### [提供テキスト]

いまSNSやネットであらゆる情報が可視化されるなかで、「語られすぎている」ことへの倦みがあると思う。ミルハウザーはその逆をいく。語らないことで想像を喚起し、細部を書き込むことで全体像をぼかす。そんな矛盾した手法が、今の時代には新鮮にすら映る。

それに、この短編集は読後に残るノイズがすごく心地いい。スッキリしない。オチも明確じゃない。でも、なにかずっと引っかかる。それが「想像する読書」の醍醐味なのだと思う。

つまり言いたいのは、これは読むたびに違う印象を持たせてくる本だということだ。一度目は構造に驚き、二度目は文体に酔い、三度目は主題に打たれる。そして四度目には、「これは自分の話なのか?」と錯覚するかもしれない。

吸血鬼に噛まれたら、もう戻れない

『ナイフ投げ師』を読んでしまうと、しばらく他の小説が読めなくるかもしれない。あの文体と構造とテーマのバランス感覚が、他の本では見つからないからだ。

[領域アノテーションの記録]
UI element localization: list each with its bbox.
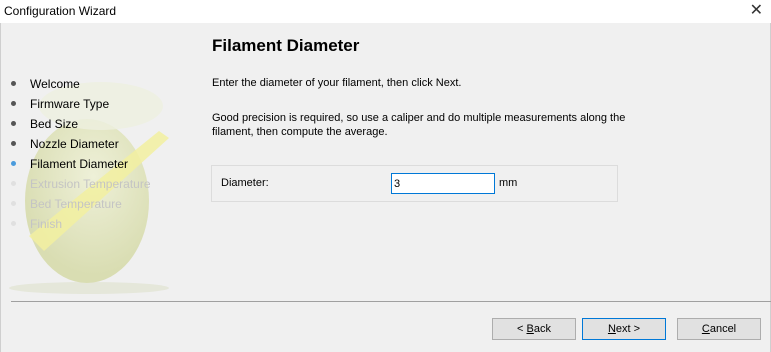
step-current-bullet-icon [11,161,16,166]
step-finish: Finish [11,217,151,237]
diameter-unit: mm [499,177,518,189]
step-bullet-icon [11,141,16,146]
diameter-input[interactable] [391,173,495,194]
wizard-steps: Welcome Firmware Type Bed Size Nozzle Di… [11,77,151,237]
step-firmware-type: Firmware Type [11,97,151,117]
next-button[interactable]: Next > [582,318,666,340]
step-bullet-icon [11,221,16,226]
step-bullet-icon [11,81,16,86]
back-button[interactable]: < Back [492,318,576,340]
step-extrusion-temperature: Extrusion Temperature [11,177,151,197]
step-bed-temperature: Bed Temperature [11,197,151,217]
diameter-panel: Diameter: mm [211,165,618,202]
step-bed-size: Bed Size [11,117,151,137]
step-bullet-icon [11,201,16,206]
instruction-text: Enter the diameter of your filament, the… [212,77,462,89]
diameter-label: Diameter: [221,177,269,189]
step-bullet-icon [11,101,16,106]
window-title: Configuration Wizard [4,4,117,18]
page-title: Filament Diameter [212,36,360,55]
button-separator [11,301,771,302]
wizard-body: Welcome Firmware Type Bed Size Nozzle Di… [0,23,771,352]
step-bullet-icon [11,121,16,126]
step-bullet-icon [11,181,16,186]
step-filament-diameter: Filament Diameter [11,157,151,177]
precision-note: Good precision is required, so use a cal… [212,112,626,138]
close-icon[interactable]: ✕ [750,1,763,21]
title-bar: Configuration Wizard ✕ [0,0,771,23]
step-welcome: Welcome [11,77,151,97]
cancel-button[interactable]: Cancel [677,318,761,340]
step-nozzle-diameter: Nozzle Diameter [11,137,151,157]
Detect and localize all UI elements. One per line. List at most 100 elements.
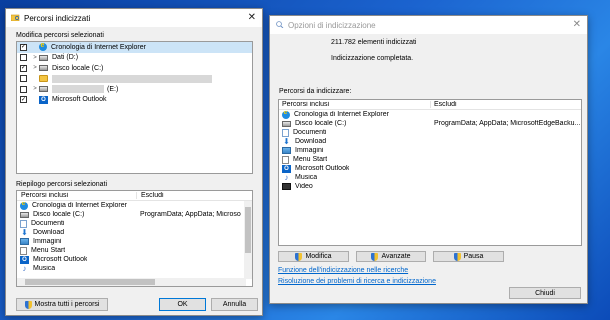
location-row[interactable]: Documenti: [279, 128, 581, 137]
indexing-help-link[interactable]: Funzione dell'indicizzazione nelle ricer…: [278, 267, 408, 274]
outlook-icon: O: [20, 255, 29, 264]
summary-row[interactable]: Menu Start: [17, 246, 252, 255]
drive-icon: [282, 120, 291, 127]
location-row[interactable]: Menu Start: [279, 155, 581, 164]
search-icon: [276, 21, 284, 28]
ie-icon: [20, 201, 28, 210]
summary-row[interactable]: Immagini: [17, 237, 252, 246]
tree-item-label: Dati (D:): [52, 54, 79, 62]
summary-included-text: Documenti: [31, 220, 65, 227]
modify-button[interactable]: Modifica: [278, 251, 349, 262]
cancel-button[interactable]: Annulla: [211, 298, 258, 311]
location-included-cell: O Microsoft Outlook: [279, 164, 431, 173]
location-included-cell: ⬇ Download: [279, 138, 431, 146]
drive-icon: [39, 65, 48, 72]
docs-icon: [282, 128, 289, 137]
indexed-locations-list: Percorsi inclusi Escludi Cronologia di I…: [278, 99, 582, 246]
tree-item-checkbox[interactable]: ✓: [20, 43, 27, 51]
drive-icon: [39, 54, 48, 61]
expand-chevron-icon[interactable]: >: [31, 86, 39, 92]
location-included-cell: Menu Start: [279, 155, 431, 164]
dialog-titlebar[interactable]: Opzioni di indicizzazione ✕: [270, 16, 587, 34]
location-included-text: Cronologia di Internet Explorer: [294, 111, 389, 118]
tree-item[interactable]: > (E:): [17, 84, 252, 95]
location-row[interactable]: Video: [279, 182, 581, 191]
location-included-text: Menu Start: [293, 156, 328, 163]
music-icon: ♪: [284, 173, 289, 182]
close-button[interactable]: Chiudi: [509, 287, 581, 299]
expand-chevron-icon[interactable]: >: [31, 55, 39, 61]
folder-icon: [39, 75, 48, 83]
summary-included-cell: Immagini: [17, 238, 137, 245]
tree-item[interactable]: ✓ Cronologia di Internet Explorer: [17, 42, 252, 53]
tree-item-label: (E:): [107, 85, 119, 93]
dialog-titlebar[interactable]: Percorsi indicizzati ✕: [6, 9, 262, 27]
location-row[interactable]: ⬇ Download: [279, 137, 581, 146]
dialog-title: Percorsi indicizzati: [24, 13, 91, 23]
location-included-cell: Documenti: [279, 128, 431, 137]
download-icon: ⬇: [21, 228, 28, 237]
tree-item-checkbox[interactable]: ✓: [20, 64, 27, 72]
modify-label: Modifica: [305, 253, 332, 260]
tree-item[interactable]: > Dati (D:): [17, 53, 252, 64]
location-included-cell: Immagini: [279, 147, 431, 154]
tree-item-label: Cronologia di Internet Explorer: [51, 43, 146, 51]
advanced-button[interactable]: Avanzate: [356, 251, 426, 262]
list-header: Percorsi inclusi Escludi: [279, 100, 581, 110]
location-row[interactable]: Cronologia di Internet Explorer: [279, 110, 581, 119]
location-row[interactable]: ♪ Musica: [279, 173, 581, 182]
show-all-locations-button[interactable]: Mostra tutti i percorsi: [16, 298, 108, 311]
summary-row[interactable]: ♪ Musica: [17, 264, 252, 273]
ok-button[interactable]: OK: [159, 298, 206, 311]
pause-button[interactable]: Pausa: [433, 251, 504, 262]
summary-included-text: Immagini: [33, 238, 62, 245]
troubleshoot-link[interactable]: Risoluzione dei problemi di ricerca e in…: [278, 278, 436, 285]
location-row[interactable]: Immagini: [279, 146, 581, 155]
location-included-cell: ♪ Musica: [279, 174, 431, 182]
summary-included-text: Cronologia di Internet Explorer: [32, 202, 127, 209]
tree-item-checkbox[interactable]: [20, 75, 27, 83]
indexed-locations-dialog: Percorsi indicizzati ✕ Modifica percorsi…: [5, 8, 263, 316]
summary-row[interactable]: ⬇ Download: [17, 228, 252, 237]
header-excluded[interactable]: Escludi: [431, 101, 457, 108]
expand-chevron-icon[interactable]: >: [31, 65, 39, 71]
tree-item[interactable]: ✓ > Disco locale (C:): [17, 63, 252, 74]
location-included-cell: Disco locale (C:): [279, 120, 431, 127]
ie-icon: [282, 110, 290, 119]
close-icon[interactable]: ✕: [248, 12, 256, 23]
summary-hscroll-thumb[interactable]: [25, 279, 155, 285]
tree-item-checkbox[interactable]: [20, 85, 27, 93]
location-included-text: Download: [295, 138, 327, 145]
tree-item-checkbox[interactable]: [20, 54, 27, 62]
summary-included-cell: ♪ Musica: [17, 265, 137, 273]
summary-included-cell: O Microsoft Outlook: [17, 255, 137, 264]
summary-row[interactable]: Documenti: [17, 219, 252, 228]
tree-item[interactable]: ✓ O Microsoft Outlook: [17, 95, 252, 106]
summary-label: Riepilogo percorsi selezionati: [16, 181, 108, 188]
tree-item[interactable]: [17, 74, 252, 85]
modify-locations-label: Modifica percorsi selezionati: [16, 32, 104, 39]
summary-row[interactable]: Cronologia di Internet Explorer: [17, 201, 252, 210]
summary-hscrollbar[interactable]: [17, 278, 246, 286]
advanced-label: Avanzate: [381, 253, 411, 260]
summary-row[interactable]: O Microsoft Outlook: [17, 255, 252, 264]
location-excluded-cell: ProgramData; AppData; MicrosoftEdgeBacku…: [434, 120, 581, 127]
ie-icon: [39, 42, 47, 52]
summary-row[interactable]: Disco locale (C:) ProgramData; AppData; M…: [17, 210, 252, 219]
tree-item-checkbox[interactable]: ✓: [20, 96, 27, 104]
summary-included-cell: Disco locale (C:): [17, 211, 137, 218]
location-row[interactable]: O Microsoft Outlook: [279, 164, 581, 173]
summary-header-excluded[interactable]: Escludi: [137, 192, 164, 199]
locations-label: Percorsi da indicizzare:: [279, 88, 352, 95]
items-count: 211.782 elementi indicizzati: [331, 39, 417, 46]
summary-header-included[interactable]: Percorsi inclusi: [17, 192, 137, 199]
close-icon[interactable]: ✕: [573, 19, 581, 30]
header-included[interactable]: Percorsi inclusi: [279, 101, 431, 108]
show-all-locations-label: Mostra tutti i percorsi: [34, 301, 100, 308]
shield-icon: [295, 252, 303, 261]
summary-vscroll-thumb[interactable]: [245, 207, 251, 253]
summary-vscrollbar[interactable]: [244, 201, 252, 279]
outlook-icon: O: [282, 164, 291, 173]
location-row[interactable]: Disco locale (C:) ProgramData; AppData; M…: [279, 119, 581, 128]
location-included-text: Documenti: [293, 129, 327, 136]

### [やること]
ミルハウザーの短編集についての文章から、「いまSNSやネットであらゆる」を含む語句で始まり「の本では見つからないからだ。」で終わる部分を、一字も変えずに書き写してください。 この資料は今回の作業には関係しません。

### [回答全文]
いまSNSやネットであらゆる情報が可視化されるなかで、「語られすぎている」ことへの倦みがあると思う。ミルハウザーはその逆をいく。語らないことで想像を喚起し、細部を書き込むことで全体像をぼかす。そんな矛盾した手法が、今の時代には新鮮にすら映る。

それに、この短編集は読後に残るノイズがすごく心地いい。スッキリしない。オチも明確じゃない。でも、なにかずっと引っかかる。それが「想像する読書」の醍醐味なのだと思う。

つまり言いたいのは、これは読むたびに違う印象を持たせてくる本だということだ。一度目は構造に驚き、二度目は文体に酔い、三度目は主題に打たれる。そして四度目には、「これは自分の話なのか?」と錯覚するかもしれない。

吸血鬼に噛まれたら、もう戻れない

『ナイフ投げ師』を読んでしまうと、しばらく他の小説が読めなくるかもしれない。あの文体と構造とテーマのバランス感覚が、他の本では見つからないからだ。